## begin
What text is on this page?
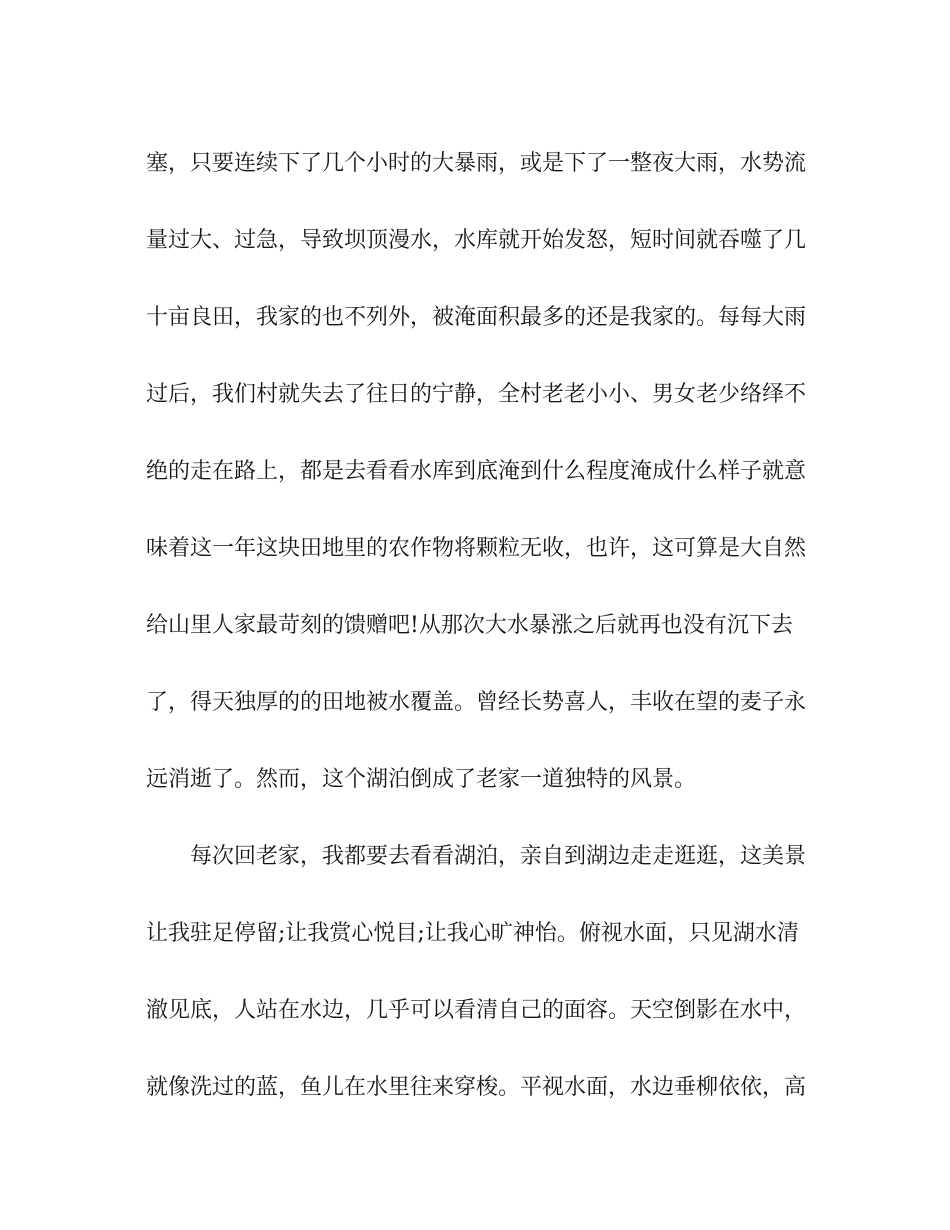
塞，只要连续下了几个小时的大暴雨，或是下了一整夜大雨，水势流
量过大、过急，导致坝顶漫水，水库就开始发怒，短时间就吞噬了几
十亩良田，我家的也不列外，被淹面积最多的还是我家的。每每大雨
过后，我们村就失去了往日的宁静，全村老老小小、男女老少络绎不
绝的走在路上，都是去看看水库到底淹到什么程度淹成什么样子就意
味着这一年这块田地里的农作物将颗粒无收，也许，这可算是大自然
给山里人家最苛刻的馈赠吧!从那次大水暴涨之后就再也没有沉下去
了，得天独厚的的田地被水覆盖。曾经长势喜人，丰收在望的麦子永
远消逝了。然而，这个湖泊倒成了老家一道独特的风景。
每次回老家，我都要去看看湖泊，亲自到湖边走走逛逛，这美景
让我驻足停留;让我赏心悦目;让我心旷神怡。俯视水面，只见湖水清
澈见底，人站在水边，几乎可以看清自己的面容。天空倒影在水中，
就像洗过的蓝，鱼儿在水里往来穿梭。平视水面，水边垂柳依依，高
## end
Task instructions:
Give the data above again in full and unchanged, skipping the pictures.

Expected answer:
What text is on this page?
塞，只要连续下了几个小时的大暴雨，或是下了一整夜大雨，水势流
量过大、过急，导致坝顶漫水，水库就开始发怒，短时间就吞噬了几
十亩良田，我家的也不列外，被淹面积最多的还是我家的。每每大雨
过后，我们村就失去了往日的宁静，全村老老小小、男女老少络绎不
绝的走在路上，都是去看看水库到底淹到什么程度淹成什么样子就意
味着这一年这块田地里的农作物将颗粒无收，也许，这可算是大自然
给山里人家最苛刻的馈赠吧!从那次大水暴涨之后就再也没有沉下去
了，得天独厚的的田地被水覆盖。曾经长势喜人，丰收在望的麦子永
远消逝了。然而，这个湖泊倒成了老家一道独特的风景。
每次回老家，我都要去看看湖泊，亲自到湖边走走逛逛，这美景
让我驻足停留;让我赏心悦目;让我心旷神怡。俯视水面，只见湖水清
澈见底，人站在水边，几乎可以看清自己的面容。天空倒影在水中，
就像洗过的蓝，鱼儿在水里往来穿梭。平视水面，水边垂柳依依，高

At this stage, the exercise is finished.